▶ **DATASET RECORDS**
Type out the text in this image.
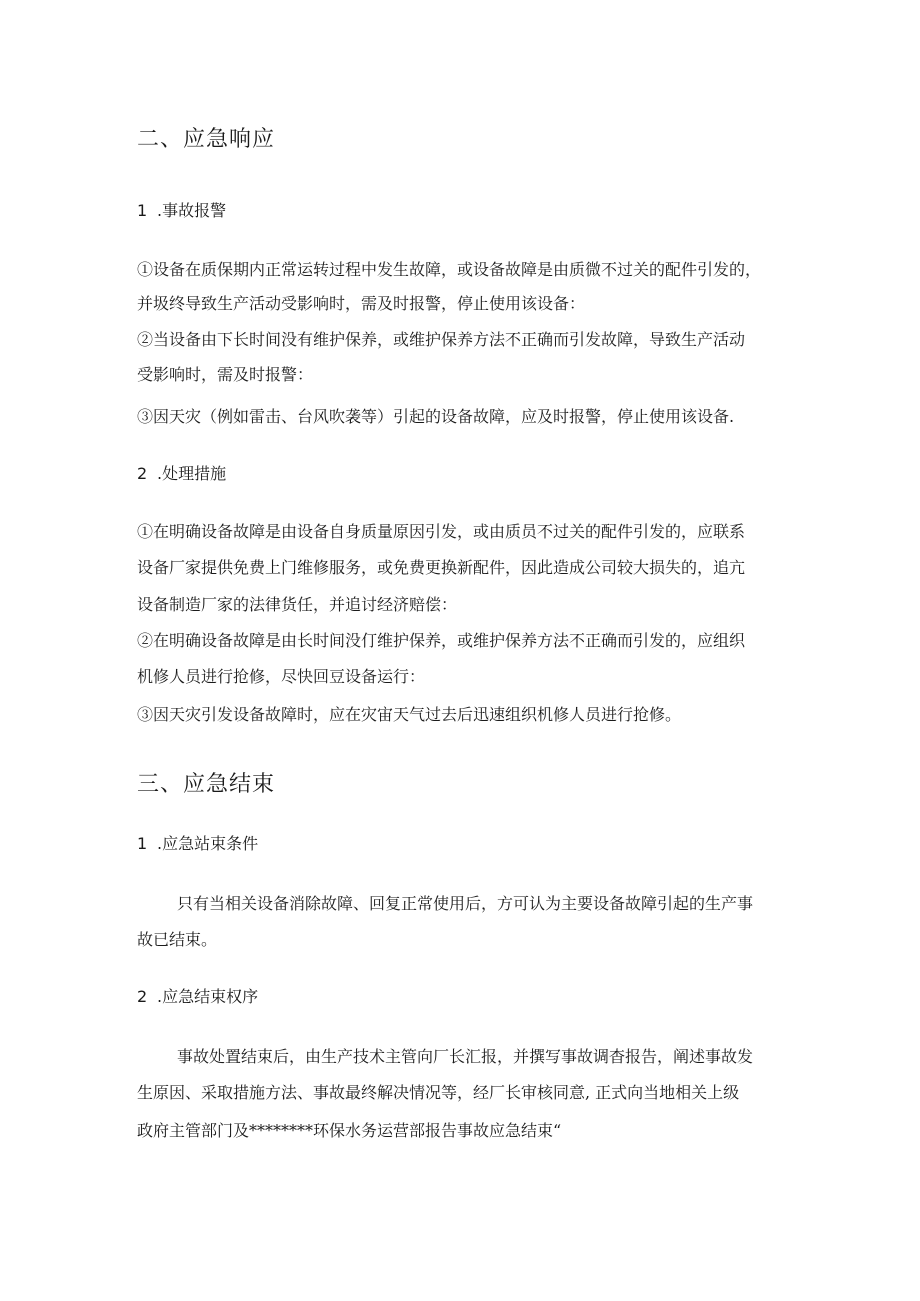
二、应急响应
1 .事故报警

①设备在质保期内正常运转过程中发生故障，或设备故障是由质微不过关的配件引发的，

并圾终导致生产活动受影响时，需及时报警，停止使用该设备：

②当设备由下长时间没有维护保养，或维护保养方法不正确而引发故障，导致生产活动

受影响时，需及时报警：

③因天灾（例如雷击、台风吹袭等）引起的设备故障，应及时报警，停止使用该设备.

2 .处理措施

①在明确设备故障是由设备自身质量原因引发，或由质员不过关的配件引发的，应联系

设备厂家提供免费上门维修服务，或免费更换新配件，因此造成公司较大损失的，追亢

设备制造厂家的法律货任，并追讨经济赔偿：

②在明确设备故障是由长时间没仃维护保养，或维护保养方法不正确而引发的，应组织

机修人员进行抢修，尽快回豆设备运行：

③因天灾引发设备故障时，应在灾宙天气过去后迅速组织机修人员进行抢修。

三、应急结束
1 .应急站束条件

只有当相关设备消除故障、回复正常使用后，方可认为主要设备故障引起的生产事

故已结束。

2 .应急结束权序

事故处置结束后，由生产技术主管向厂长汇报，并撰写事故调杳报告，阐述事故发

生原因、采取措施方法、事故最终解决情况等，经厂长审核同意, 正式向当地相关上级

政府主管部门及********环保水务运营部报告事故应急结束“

* * *

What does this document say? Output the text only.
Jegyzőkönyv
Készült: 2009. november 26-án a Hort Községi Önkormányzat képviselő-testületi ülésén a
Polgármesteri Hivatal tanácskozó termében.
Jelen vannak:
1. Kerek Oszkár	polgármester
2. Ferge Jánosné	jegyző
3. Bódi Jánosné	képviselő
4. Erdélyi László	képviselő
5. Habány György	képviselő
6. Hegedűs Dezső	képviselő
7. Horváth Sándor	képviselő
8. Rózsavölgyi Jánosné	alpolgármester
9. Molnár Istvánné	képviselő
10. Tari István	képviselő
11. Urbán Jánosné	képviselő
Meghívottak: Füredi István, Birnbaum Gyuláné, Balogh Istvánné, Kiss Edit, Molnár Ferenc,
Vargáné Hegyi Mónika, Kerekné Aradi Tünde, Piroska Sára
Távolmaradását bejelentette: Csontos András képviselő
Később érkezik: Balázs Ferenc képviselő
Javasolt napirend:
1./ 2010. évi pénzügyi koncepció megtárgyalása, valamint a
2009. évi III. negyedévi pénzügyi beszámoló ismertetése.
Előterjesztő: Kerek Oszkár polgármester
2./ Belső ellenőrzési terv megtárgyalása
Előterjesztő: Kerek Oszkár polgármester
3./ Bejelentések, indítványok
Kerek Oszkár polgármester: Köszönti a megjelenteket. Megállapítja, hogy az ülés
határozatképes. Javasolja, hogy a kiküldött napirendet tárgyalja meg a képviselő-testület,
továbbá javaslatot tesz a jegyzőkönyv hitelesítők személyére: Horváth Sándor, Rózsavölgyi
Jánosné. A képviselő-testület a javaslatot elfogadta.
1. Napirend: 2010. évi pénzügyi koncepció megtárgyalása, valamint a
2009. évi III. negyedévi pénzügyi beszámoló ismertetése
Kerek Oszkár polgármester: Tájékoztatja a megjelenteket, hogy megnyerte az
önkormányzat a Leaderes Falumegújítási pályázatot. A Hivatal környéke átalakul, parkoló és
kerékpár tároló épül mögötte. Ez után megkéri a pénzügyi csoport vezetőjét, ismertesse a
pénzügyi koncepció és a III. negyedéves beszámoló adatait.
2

▶ **TASK TO COMPLETE**
Looking at the material above, count the lines containing the string "this" and reply with the count alone.

▶ **WRITTEN REPLY**
2